Written request — Find and copy each line of the records where the string "screenshot" shows up.

■ ■ ■ ■

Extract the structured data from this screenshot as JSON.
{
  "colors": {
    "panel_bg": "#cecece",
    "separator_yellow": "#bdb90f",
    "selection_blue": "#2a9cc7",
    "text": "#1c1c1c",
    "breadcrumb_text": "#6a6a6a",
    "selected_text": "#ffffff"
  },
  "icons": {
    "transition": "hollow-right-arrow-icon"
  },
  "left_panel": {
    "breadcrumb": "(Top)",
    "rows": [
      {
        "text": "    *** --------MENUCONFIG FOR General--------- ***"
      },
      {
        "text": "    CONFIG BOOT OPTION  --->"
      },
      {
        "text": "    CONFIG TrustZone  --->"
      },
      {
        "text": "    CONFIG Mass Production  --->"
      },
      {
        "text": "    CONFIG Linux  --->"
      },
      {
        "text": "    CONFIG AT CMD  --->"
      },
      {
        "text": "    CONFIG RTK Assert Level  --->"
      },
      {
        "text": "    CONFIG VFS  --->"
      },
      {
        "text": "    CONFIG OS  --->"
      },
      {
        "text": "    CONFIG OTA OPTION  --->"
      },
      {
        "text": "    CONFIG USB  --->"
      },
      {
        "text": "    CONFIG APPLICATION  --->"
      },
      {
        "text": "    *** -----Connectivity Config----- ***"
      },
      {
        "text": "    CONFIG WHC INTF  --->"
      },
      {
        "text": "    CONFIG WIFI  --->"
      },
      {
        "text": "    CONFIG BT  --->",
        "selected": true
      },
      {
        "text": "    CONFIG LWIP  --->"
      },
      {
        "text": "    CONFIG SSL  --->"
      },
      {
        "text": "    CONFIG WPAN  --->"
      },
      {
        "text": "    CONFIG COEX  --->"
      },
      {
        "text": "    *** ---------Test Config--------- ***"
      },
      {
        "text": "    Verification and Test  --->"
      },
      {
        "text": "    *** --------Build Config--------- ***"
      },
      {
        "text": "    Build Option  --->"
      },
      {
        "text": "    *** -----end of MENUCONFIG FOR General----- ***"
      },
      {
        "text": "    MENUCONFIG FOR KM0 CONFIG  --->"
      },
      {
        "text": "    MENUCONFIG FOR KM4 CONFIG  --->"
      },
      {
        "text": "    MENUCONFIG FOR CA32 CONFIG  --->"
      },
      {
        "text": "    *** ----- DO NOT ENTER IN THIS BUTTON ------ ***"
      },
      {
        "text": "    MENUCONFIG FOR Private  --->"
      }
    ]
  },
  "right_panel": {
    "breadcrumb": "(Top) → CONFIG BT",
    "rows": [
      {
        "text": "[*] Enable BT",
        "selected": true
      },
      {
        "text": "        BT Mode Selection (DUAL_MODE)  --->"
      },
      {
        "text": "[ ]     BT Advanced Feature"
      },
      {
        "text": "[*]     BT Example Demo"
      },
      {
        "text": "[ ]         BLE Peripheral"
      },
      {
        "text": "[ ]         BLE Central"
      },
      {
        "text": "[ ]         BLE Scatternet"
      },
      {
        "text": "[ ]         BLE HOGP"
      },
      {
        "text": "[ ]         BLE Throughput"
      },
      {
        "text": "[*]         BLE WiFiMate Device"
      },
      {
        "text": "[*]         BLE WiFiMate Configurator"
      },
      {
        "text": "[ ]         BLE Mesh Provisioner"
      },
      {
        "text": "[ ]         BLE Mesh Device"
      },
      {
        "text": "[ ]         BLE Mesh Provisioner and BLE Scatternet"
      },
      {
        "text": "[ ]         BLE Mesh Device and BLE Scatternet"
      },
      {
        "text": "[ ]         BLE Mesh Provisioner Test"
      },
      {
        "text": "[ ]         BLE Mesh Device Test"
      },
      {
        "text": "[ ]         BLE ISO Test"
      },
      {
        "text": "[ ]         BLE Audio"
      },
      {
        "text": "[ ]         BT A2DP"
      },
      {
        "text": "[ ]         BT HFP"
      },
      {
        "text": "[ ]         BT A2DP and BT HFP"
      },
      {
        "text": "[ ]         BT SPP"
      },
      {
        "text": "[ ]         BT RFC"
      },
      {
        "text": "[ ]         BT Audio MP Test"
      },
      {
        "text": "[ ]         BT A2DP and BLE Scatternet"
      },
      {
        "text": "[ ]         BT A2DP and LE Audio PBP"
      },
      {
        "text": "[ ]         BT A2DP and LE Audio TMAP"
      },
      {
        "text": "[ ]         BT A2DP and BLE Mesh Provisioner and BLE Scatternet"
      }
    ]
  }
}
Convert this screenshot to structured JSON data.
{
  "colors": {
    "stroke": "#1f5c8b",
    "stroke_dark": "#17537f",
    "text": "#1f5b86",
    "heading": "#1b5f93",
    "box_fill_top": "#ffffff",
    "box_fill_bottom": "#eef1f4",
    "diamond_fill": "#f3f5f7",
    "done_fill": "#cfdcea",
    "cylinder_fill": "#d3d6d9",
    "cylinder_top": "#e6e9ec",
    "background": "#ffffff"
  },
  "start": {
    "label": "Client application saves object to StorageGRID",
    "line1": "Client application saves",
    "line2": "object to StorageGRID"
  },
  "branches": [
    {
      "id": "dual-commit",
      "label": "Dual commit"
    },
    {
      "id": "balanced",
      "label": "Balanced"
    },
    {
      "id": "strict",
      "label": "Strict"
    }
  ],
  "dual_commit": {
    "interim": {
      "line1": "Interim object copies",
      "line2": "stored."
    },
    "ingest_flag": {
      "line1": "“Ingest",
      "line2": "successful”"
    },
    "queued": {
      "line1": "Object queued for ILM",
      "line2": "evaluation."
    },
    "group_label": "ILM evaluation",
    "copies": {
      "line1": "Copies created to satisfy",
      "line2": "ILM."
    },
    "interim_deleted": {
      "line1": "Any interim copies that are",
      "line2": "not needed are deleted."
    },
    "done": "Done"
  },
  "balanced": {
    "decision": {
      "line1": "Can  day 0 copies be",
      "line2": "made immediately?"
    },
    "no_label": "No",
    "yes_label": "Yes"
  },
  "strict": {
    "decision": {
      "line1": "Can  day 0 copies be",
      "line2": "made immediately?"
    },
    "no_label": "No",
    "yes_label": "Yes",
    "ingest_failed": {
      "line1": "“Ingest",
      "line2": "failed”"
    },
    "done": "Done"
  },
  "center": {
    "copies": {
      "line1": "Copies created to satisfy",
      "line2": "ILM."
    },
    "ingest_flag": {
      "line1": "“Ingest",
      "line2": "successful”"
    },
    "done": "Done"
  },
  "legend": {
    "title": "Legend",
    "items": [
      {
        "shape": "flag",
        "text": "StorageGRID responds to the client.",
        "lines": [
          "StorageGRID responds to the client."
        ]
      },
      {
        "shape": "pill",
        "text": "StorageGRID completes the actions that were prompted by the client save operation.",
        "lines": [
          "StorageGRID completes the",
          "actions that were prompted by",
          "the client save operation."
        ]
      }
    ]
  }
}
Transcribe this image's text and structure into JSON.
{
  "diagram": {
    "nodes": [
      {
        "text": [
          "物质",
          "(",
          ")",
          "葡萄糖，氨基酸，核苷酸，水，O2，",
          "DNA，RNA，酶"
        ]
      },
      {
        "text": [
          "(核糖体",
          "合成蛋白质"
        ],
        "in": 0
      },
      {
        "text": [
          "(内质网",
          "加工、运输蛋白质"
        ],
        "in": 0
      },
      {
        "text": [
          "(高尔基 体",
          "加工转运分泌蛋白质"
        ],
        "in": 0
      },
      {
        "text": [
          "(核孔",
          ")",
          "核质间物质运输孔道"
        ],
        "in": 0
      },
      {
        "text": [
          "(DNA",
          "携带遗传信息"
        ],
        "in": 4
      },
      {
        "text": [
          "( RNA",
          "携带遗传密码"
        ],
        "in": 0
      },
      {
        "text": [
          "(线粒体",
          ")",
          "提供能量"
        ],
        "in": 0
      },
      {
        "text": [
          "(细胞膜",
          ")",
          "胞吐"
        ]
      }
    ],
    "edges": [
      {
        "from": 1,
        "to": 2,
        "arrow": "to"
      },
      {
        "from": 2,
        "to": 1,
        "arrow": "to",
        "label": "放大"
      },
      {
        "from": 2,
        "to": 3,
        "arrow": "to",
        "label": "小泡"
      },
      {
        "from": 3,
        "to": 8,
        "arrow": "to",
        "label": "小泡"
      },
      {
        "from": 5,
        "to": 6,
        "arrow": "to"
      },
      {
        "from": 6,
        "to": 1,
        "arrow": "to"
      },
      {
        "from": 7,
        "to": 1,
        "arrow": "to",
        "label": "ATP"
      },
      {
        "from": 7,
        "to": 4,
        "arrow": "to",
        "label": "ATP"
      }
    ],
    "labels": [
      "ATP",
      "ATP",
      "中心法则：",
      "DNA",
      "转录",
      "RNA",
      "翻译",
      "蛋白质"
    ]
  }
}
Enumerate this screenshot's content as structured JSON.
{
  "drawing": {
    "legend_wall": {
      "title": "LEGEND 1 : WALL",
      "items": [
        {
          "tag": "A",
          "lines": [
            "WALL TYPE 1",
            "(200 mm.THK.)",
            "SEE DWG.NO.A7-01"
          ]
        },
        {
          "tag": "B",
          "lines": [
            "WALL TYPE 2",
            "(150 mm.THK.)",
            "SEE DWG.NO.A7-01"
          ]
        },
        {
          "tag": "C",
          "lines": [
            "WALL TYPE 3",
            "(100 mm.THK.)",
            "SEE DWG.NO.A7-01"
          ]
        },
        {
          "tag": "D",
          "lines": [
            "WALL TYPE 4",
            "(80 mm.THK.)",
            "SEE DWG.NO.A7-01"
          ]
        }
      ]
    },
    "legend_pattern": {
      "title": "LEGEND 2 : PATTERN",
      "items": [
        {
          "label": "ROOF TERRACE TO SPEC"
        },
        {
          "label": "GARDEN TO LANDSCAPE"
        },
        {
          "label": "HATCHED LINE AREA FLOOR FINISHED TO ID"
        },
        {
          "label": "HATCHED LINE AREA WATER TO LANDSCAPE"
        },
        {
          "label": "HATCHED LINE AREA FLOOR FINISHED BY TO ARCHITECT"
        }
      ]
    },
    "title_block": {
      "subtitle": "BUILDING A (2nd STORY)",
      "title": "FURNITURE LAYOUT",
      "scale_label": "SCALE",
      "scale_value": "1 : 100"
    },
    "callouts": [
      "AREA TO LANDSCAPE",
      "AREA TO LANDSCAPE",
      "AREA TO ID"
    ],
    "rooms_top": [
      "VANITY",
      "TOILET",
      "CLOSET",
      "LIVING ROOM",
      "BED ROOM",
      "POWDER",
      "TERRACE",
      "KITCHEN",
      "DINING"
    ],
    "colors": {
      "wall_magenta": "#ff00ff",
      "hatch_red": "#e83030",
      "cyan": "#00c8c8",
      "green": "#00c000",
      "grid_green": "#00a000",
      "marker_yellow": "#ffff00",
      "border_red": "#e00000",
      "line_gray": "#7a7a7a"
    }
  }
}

■ ■ ■ ■

Answer in full —
Extract the structured data from this screenshot as JSON.
Convert this screenshot to structured JSON data.
Enumerate this screenshot's content as structured JSON.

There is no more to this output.